Your task - Quote all lines below exactly. Images stay out.

Figure data in JSON
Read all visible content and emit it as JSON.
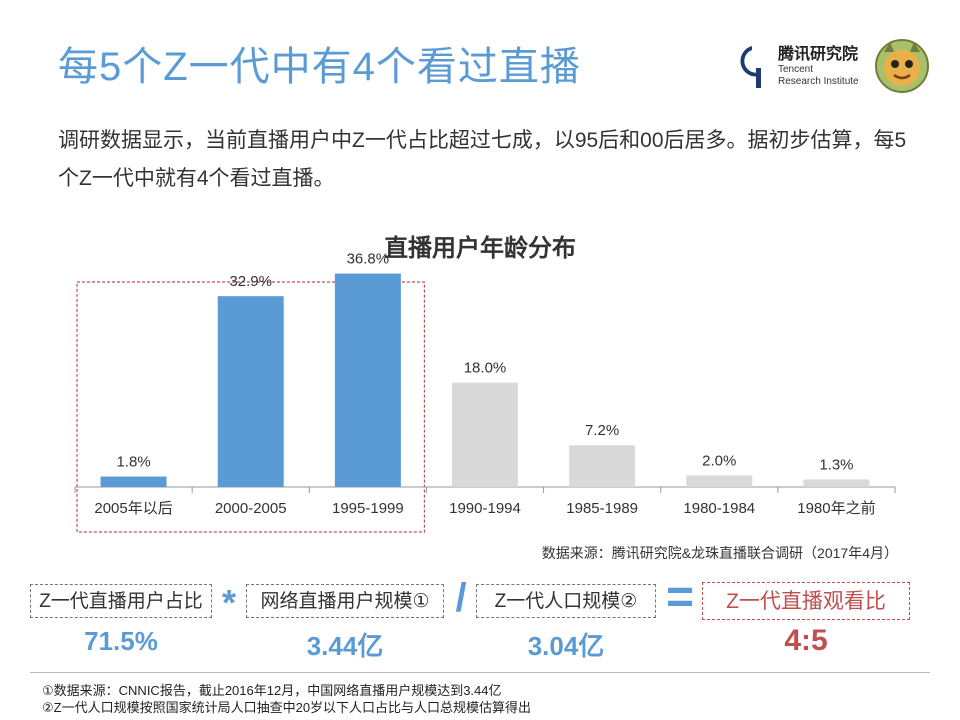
{
  "header": {
    "title": "每5个Z一代中有4个看过直播",
    "brand_name": "腾讯研究院",
    "brand_en_line1": "Tencent",
    "brand_en_line2": "Research Institute",
    "logo_icon": "tencent-research-logo-icon",
    "mascot_icon": "mascot-icon"
  },
  "intro_text": "调研数据显示，当前直播用户中Z一代占比超过七成，以95后和00后居多。据初步估算，每5个Z一代中就有4个看过直播。",
  "chart_data": {
    "type": "bar",
    "title": "直播用户年龄分布",
    "categories": [
      "2005年以后",
      "2000-2005",
      "1995-1999",
      "1990-1994",
      "1985-1989",
      "1980-1984",
      "1980年之前"
    ],
    "values": [
      1.8,
      32.9,
      36.8,
      18.0,
      7.2,
      2.0,
      1.3
    ],
    "value_labels": [
      "1.8%",
      "32.9%",
      "36.8%",
      "18.0%",
      "7.2%",
      "2.0%",
      "1.3%"
    ],
    "highlight_indices": [
      0,
      1,
      2
    ],
    "colors": {
      "highlight": "#5b9bd5",
      "other": "#d9d9d9",
      "highlight_frame": "#c0504d",
      "axis": "#999999"
    },
    "ylim": [
      0,
      40
    ],
    "grid": false,
    "xlabel": "",
    "ylabel": ""
  },
  "source_note": "数据来源：腾讯研究院&龙珠直播联合调研（2017年4月）",
  "formula": {
    "term1_label": "Z一代直播用户占比",
    "op1": "*",
    "term2_label": "网络直播用户规模①",
    "op2": "/",
    "term3_label": "Z一代人口规模②",
    "op3": "=",
    "result_label": "Z一代直播观看比",
    "term1_value": "71.5%",
    "term2_value": "3.44亿",
    "term3_value": "3.04亿",
    "result_value": "4:5"
  },
  "footnotes": [
    "①数据来源：CNNIC报告，截止2016年12月，中国网络直播用户规模达到3.44亿",
    "②Z一代人口规模按照国家统计局人口抽查中20岁以下人口占比与人口总规模估算得出"
  ]
}
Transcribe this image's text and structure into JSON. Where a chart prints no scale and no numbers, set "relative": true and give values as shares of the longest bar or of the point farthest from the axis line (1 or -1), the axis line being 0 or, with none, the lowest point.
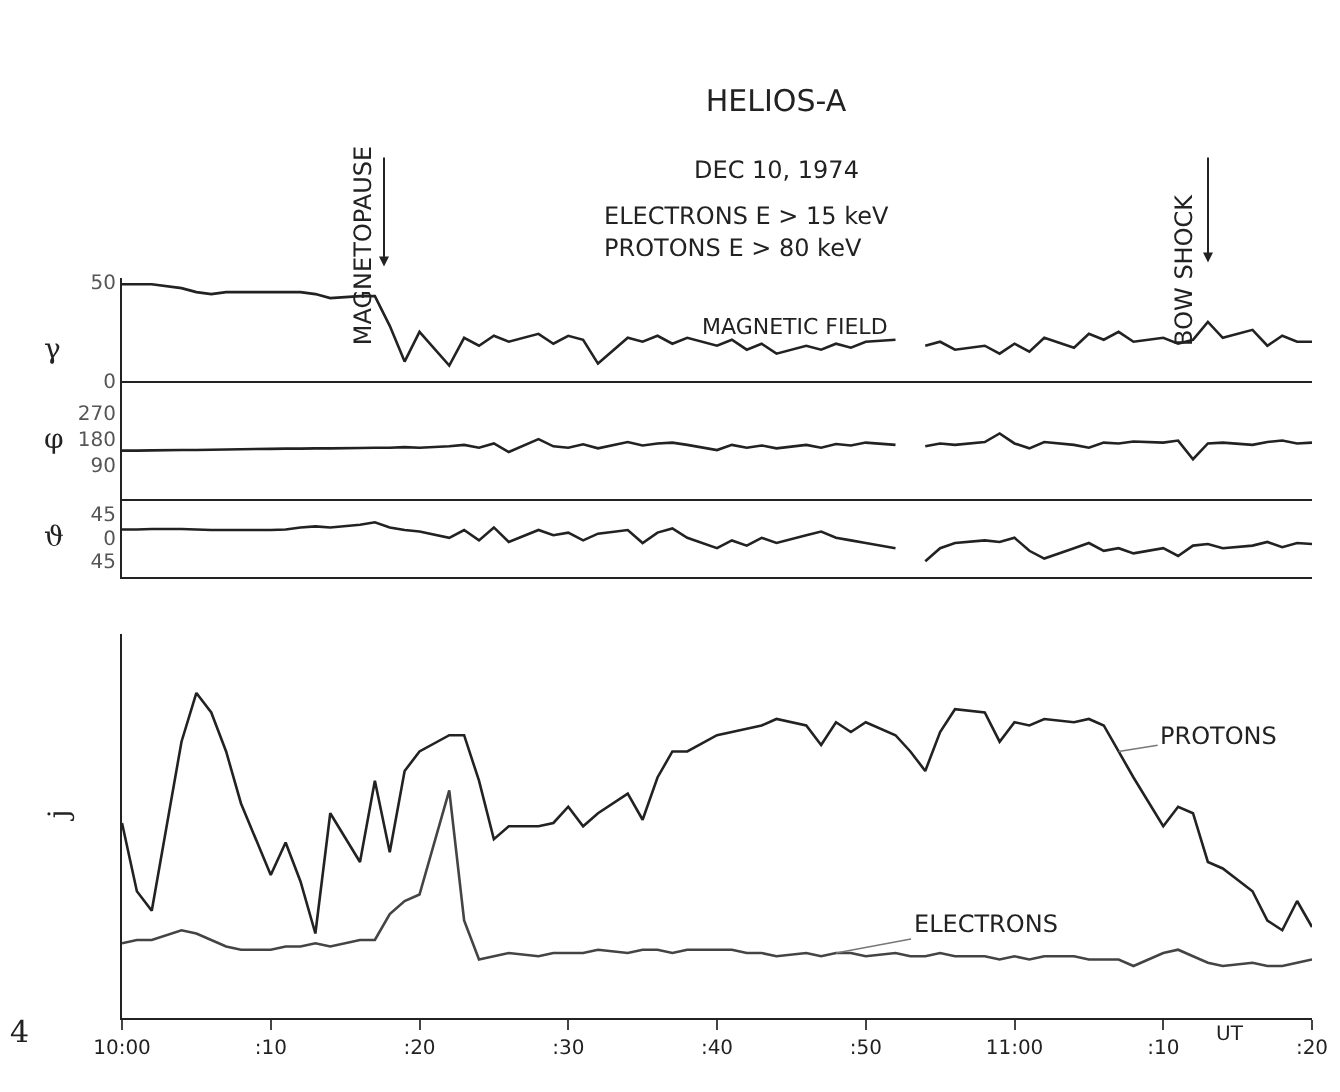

Exercise result -
Read all visible content and emit it as JSON.
{
  "header": {
    "title": "每5个Z一代中有4个看过直播",
    "brand_name": "腾讯研究院",
    "brand_en_line1": "Tencent",
    "brand_en_line2": "Research Institute",
    "logo_icon": "tencent-research-logo-icon",
    "mascot_icon": "mascot-icon"
  },
  "intro_text": "调研数据显示，当前直播用户中Z一代占比超过七成，以95后和00后居多。据初步估算，每5个Z一代中就有4个看过直播。",
  "chart_data": {
    "type": "bar",
    "title": "直播用户年龄分布",
    "categories": [
      "2005年以后",
      "2000-2005",
      "1995-1999",
      "1990-1994",
      "1985-1989",
      "1980-1984",
      "1980年之前"
    ],
    "values": [
      1.8,
      32.9,
      36.8,
      18.0,
      7.2,
      2.0,
      1.3
    ],
    "value_labels": [
      "1.8%",
      "32.9%",
      "36.8%",
      "18.0%",
      "7.2%",
      "2.0%",
      "1.3%"
    ],
    "highlight_indices": [
      0,
      1,
      2
    ],
    "colors": {
      "highlight": "#5b9bd5",
      "other": "#d9d9d9",
      "highlight_frame": "#c0504d",
      "axis": "#999999"
    },
    "ylim": [
      0,
      40
    ],
    "grid": false,
    "xlabel": "",
    "ylabel": ""
  },
  "source_note": "数据来源：腾讯研究院&龙珠直播联合调研（2017年4月）",
  "formula": {
    "term1_label": "Z一代直播用户占比",
    "op1": "*",
    "term2_label": "网络直播用户规模①",
    "op2": "/",
    "term3_label": "Z一代人口规模②",
    "op3": "=",
    "result_label": "Z一代直播观看比",
    "term1_value": "71.5%",
    "term2_value": "3.44亿",
    "term3_value": "3.04亿",
    "result_value": "4:5"
  },
  "footnotes": [
    "①数据来源：CNNIC报告，截止2016年12月，中国网络直播用户规模达到3.44亿",
    "②Z一代人口规模按照国家统计局人口抽查中20岁以下人口占比与人口总规模估算得出"
  ]
}
Transcribe this image's text and structure into JSON. Where a chart prints no scale and no numbers, set "relative": true and give values as shares of the longest bar or of the point farthest from the axis line (1 or -1), the axis line being 0 or, with none, the lowest point.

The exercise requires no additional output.